Available records:
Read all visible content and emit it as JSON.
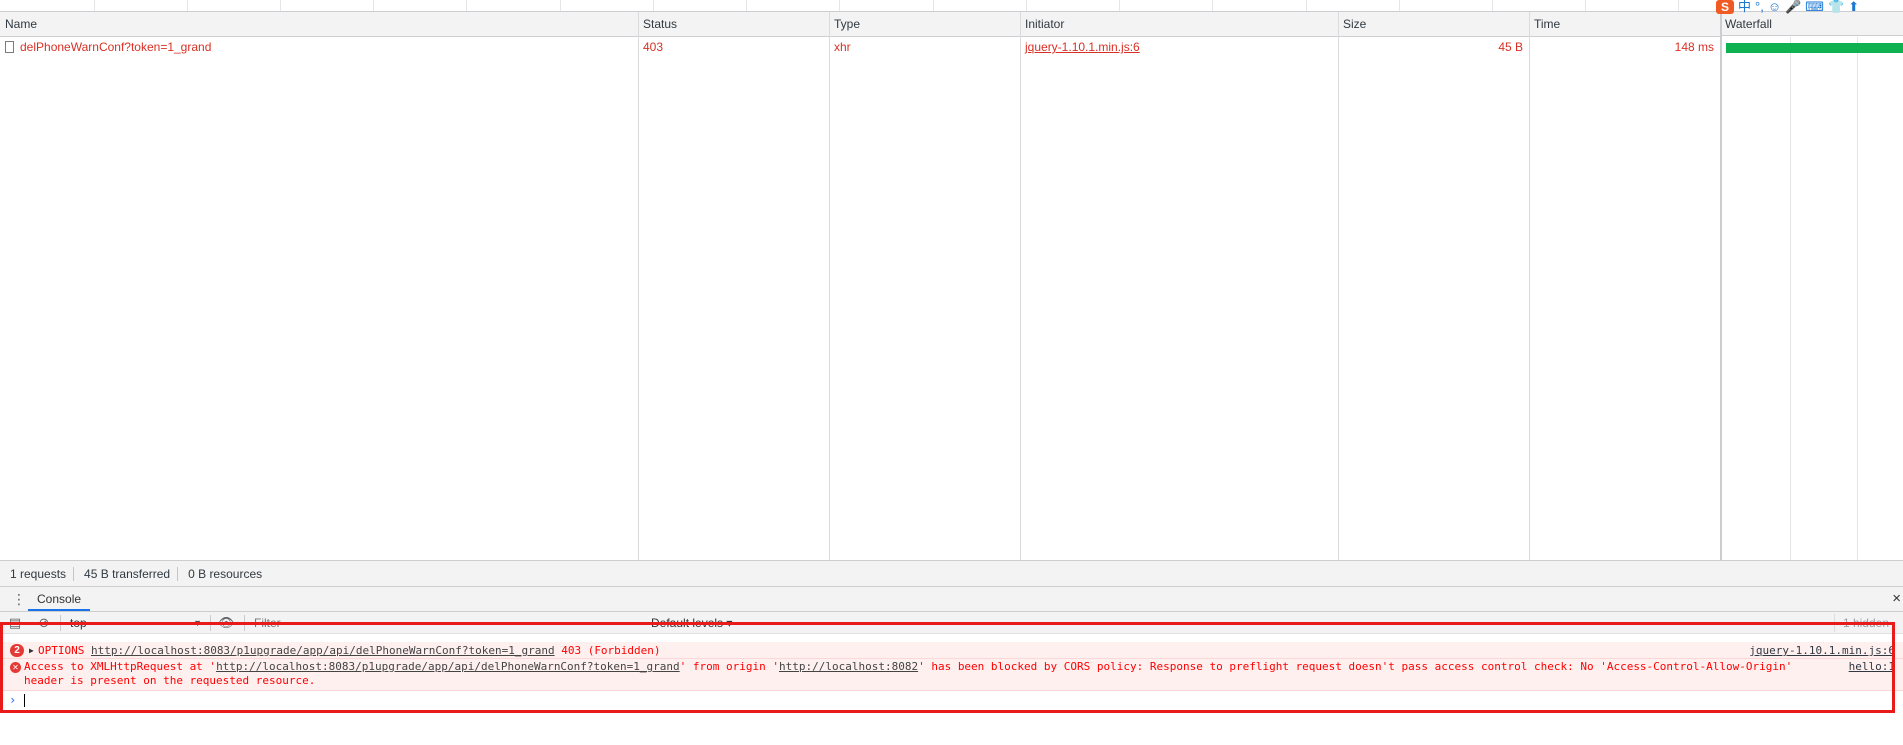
{
  "network": {
    "columns": [
      "Name",
      "Status",
      "Type",
      "Initiator",
      "Size",
      "Time"
    ],
    "waterfall_label": "Waterfall",
    "requests": [
      {
        "name": "delPhoneWarnConf?token=1_grand",
        "status": "403",
        "type": "xhr",
        "initiator": "jquery-1.10.1.min.js:6",
        "size": "45 B",
        "time": "148 ms"
      }
    ],
    "summary": {
      "requests": "1 requests",
      "transferred": "45 B transferred",
      "resources": "0 B resources"
    }
  },
  "ime": {
    "logo": "S",
    "items": [
      "中",
      "°,",
      "☺",
      "🎤",
      "⌨",
      "👕",
      "⬆"
    ]
  },
  "drawer": {
    "tab": "Console",
    "close": "×"
  },
  "console": {
    "context": "top",
    "filter_placeholder": "Filter",
    "levels": "Default levels ▾",
    "hidden": "1 hidden",
    "messages": [
      {
        "count": "2",
        "prefix": "OPTIONS ",
        "url": "http://localhost:8083/p1upgrade/app/api/delPhoneWarnConf?token=1_grand",
        "suffix": " 403 (Forbidden)",
        "source": "jquery-1.10.1.min.js:6"
      },
      {
        "text_a": "Access to XMLHttpRequest at '",
        "url": "http://localhost:8083/p1upgrade/app/api/delPhoneWarnConf?token=1_grand",
        "text_b": "' from origin '",
        "origin": "http://localhost:8082",
        "text_c": "' has been blocked by CORS policy: Response to preflight request doesn't pass access control check: No 'Access-Control-Allow-Origin' header is present on the requested resource.",
        "source": "hello:1"
      }
    ],
    "prompt": "›"
  },
  "colors": {
    "error_red": "#d93025",
    "waterfall_green": "#0fb151",
    "highlight": "#e81a1a"
  }
}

What the exercise asks: Every entry above needs to be retyped exactly; drop the pictures.

Solution:
Read all visible content and emit it as JSON.
{
  "network": {
    "columns": [
      "Name",
      "Status",
      "Type",
      "Initiator",
      "Size",
      "Time"
    ],
    "waterfall_label": "Waterfall",
    "requests": [
      {
        "name": "delPhoneWarnConf?token=1_grand",
        "status": "403",
        "type": "xhr",
        "initiator": "jquery-1.10.1.min.js:6",
        "size": "45 B",
        "time": "148 ms"
      }
    ],
    "summary": {
      "requests": "1 requests",
      "transferred": "45 B transferred",
      "resources": "0 B resources"
    }
  },
  "ime": {
    "logo": "S",
    "items": [
      "中",
      "°,",
      "☺",
      "🎤",
      "⌨",
      "👕",
      "⬆"
    ]
  },
  "drawer": {
    "tab": "Console",
    "close": "×"
  },
  "console": {
    "context": "top",
    "filter_placeholder": "Filter",
    "levels": "Default levels ▾",
    "hidden": "1 hidden",
    "messages": [
      {
        "count": "2",
        "prefix": "OPTIONS ",
        "url": "http://localhost:8083/p1upgrade/app/api/delPhoneWarnConf?token=1_grand",
        "suffix": " 403 (Forbidden)",
        "source": "jquery-1.10.1.min.js:6"
      },
      {
        "text_a": "Access to XMLHttpRequest at '",
        "url": "http://localhost:8083/p1upgrade/app/api/delPhoneWarnConf?token=1_grand",
        "text_b": "' from origin '",
        "origin": "http://localhost:8082",
        "text_c": "' has been blocked by CORS policy: Response to preflight request doesn't pass access control check: No 'Access-Control-Allow-Origin' header is present on the requested resource.",
        "source": "hello:1"
      }
    ],
    "prompt": "›"
  },
  "colors": {
    "error_red": "#d93025",
    "waterfall_green": "#0fb151",
    "highlight": "#e81a1a"
  }
}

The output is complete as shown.